What is needed → Print every entry exactly as written.
— Start Data extract —
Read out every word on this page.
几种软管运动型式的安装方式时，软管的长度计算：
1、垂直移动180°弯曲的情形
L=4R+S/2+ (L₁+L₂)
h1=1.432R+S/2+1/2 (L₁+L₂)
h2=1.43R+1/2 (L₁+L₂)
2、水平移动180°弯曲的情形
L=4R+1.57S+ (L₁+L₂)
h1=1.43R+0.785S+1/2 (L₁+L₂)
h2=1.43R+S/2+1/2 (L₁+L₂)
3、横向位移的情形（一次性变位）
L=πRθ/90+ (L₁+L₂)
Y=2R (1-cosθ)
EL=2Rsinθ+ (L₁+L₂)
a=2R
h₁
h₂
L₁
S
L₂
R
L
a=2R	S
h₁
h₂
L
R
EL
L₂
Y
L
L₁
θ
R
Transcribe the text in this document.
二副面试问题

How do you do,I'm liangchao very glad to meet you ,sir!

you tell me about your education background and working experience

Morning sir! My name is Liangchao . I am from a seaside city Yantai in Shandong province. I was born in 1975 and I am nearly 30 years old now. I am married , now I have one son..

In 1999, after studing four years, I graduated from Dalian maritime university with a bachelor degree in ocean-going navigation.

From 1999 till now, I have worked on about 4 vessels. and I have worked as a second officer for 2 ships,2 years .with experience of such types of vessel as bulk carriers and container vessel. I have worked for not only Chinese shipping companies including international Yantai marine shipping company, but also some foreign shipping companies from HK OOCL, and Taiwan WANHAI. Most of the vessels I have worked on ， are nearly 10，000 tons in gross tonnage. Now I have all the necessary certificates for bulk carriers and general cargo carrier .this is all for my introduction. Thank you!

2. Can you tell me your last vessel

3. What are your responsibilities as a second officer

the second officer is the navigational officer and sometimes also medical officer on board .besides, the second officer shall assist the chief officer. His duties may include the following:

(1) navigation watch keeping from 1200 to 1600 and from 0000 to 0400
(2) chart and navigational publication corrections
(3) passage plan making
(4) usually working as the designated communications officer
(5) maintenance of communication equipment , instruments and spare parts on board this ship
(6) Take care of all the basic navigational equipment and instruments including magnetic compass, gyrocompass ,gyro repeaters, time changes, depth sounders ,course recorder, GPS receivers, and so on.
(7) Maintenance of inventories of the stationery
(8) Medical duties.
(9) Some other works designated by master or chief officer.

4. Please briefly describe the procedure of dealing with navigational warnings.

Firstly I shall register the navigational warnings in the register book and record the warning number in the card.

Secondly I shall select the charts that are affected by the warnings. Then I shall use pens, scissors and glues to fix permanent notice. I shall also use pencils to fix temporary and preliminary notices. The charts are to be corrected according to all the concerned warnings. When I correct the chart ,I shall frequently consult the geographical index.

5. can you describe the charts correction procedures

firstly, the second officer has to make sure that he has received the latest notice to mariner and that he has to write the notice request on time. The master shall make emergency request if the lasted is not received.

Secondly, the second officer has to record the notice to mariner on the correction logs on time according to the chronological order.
— End Data extract —
Solution to the exercise →
Read out every word on this page.
几种软管运动型式的安装方式时，软管的长度计算：
1、垂直移动180°弯曲的情形
L=4R+S/2+ (L₁+L₂)
h1=1.432R+S/2+1/2 (L₁+L₂)
h2=1.43R+1/2 (L₁+L₂)
2、水平移动180°弯曲的情形
L=4R+1.57S+ (L₁+L₂)
h1=1.43R+0.785S+1/2 (L₁+L₂)
h2=1.43R+S/2+1/2 (L₁+L₂)
3、横向位移的情形（一次性变位）
L=πRθ/90+ (L₁+L₂)
Y=2R (1-cosθ)
EL=2Rsinθ+ (L₁+L₂)
a=2R
h₁
h₂
L₁
S
L₂
R
L
a=2R	S
h₁
h₂
L
R
EL
L₂
Y
L
L₁
θ
R
Transcribe the text in this document.
二副面试问题

How do you do,I'm liangchao very glad to meet you ,sir!

you tell me about your education background and working experience

Morning sir! My name is Liangchao . I am from a seaside city Yantai in Shandong province. I was born in 1975 and I am nearly 30 years old now. I am married , now I have one son..

In 1999, after studing four years, I graduated from Dalian maritime university with a bachelor degree in ocean-going navigation.

From 1999 till now, I have worked on about 4 vessels. and I have worked as a second officer for 2 ships,2 years .with experience of such types of vessel as bulk carriers and container vessel. I have worked for not only Chinese shipping companies including international Yantai marine shipping company, but also some foreign shipping companies from HK OOCL, and Taiwan WANHAI. Most of the vessels I have worked on ， are nearly 10，000 tons in gross tonnage. Now I have all the necessary certificates for bulk carriers and general cargo carrier .this is all for my introduction. Thank you!

2. Can you tell me your last vessel

3. What are your responsibilities as a second officer

the second officer is the navigational officer and sometimes also medical officer on board .besides, the second officer shall assist the chief officer. His duties may include the following:

(1) navigation watch keeping from 1200 to 1600 and from 0000 to 0400
(2) chart and navigational publication corrections
(3) passage plan making
(4) usually working as the designated communications officer
(5) maintenance of communication equipment , instruments and spare parts on board this ship
(6) Take care of all the basic navigational equipment and instruments including magnetic compass, gyrocompass ,gyro repeaters, time changes, depth sounders ,course recorder, GPS receivers, and so on.
(7) Maintenance of inventories of the stationery
(8) Medical duties.
(9) Some other works designated by master or chief officer.

4. Please briefly describe the procedure of dealing with navigational warnings.

Firstly I shall register the navigational warnings in the register book and record the warning number in the card.

Secondly I shall select the charts that are affected by the warnings. Then I shall use pens, scissors and glues to fix permanent notice. I shall also use pencils to fix temporary and preliminary notices. The charts are to be corrected according to all the concerned warnings. When I correct the chart ,I shall frequently consult the geographical index.

5. can you describe the charts correction procedures

firstly, the second officer has to make sure that he has received the latest notice to mariner and that he has to write the notice request on time. The master shall make emergency request if the lasted is not received.

Secondly, the second officer has to record the notice to mariner on the correction logs on time according to the chronological order.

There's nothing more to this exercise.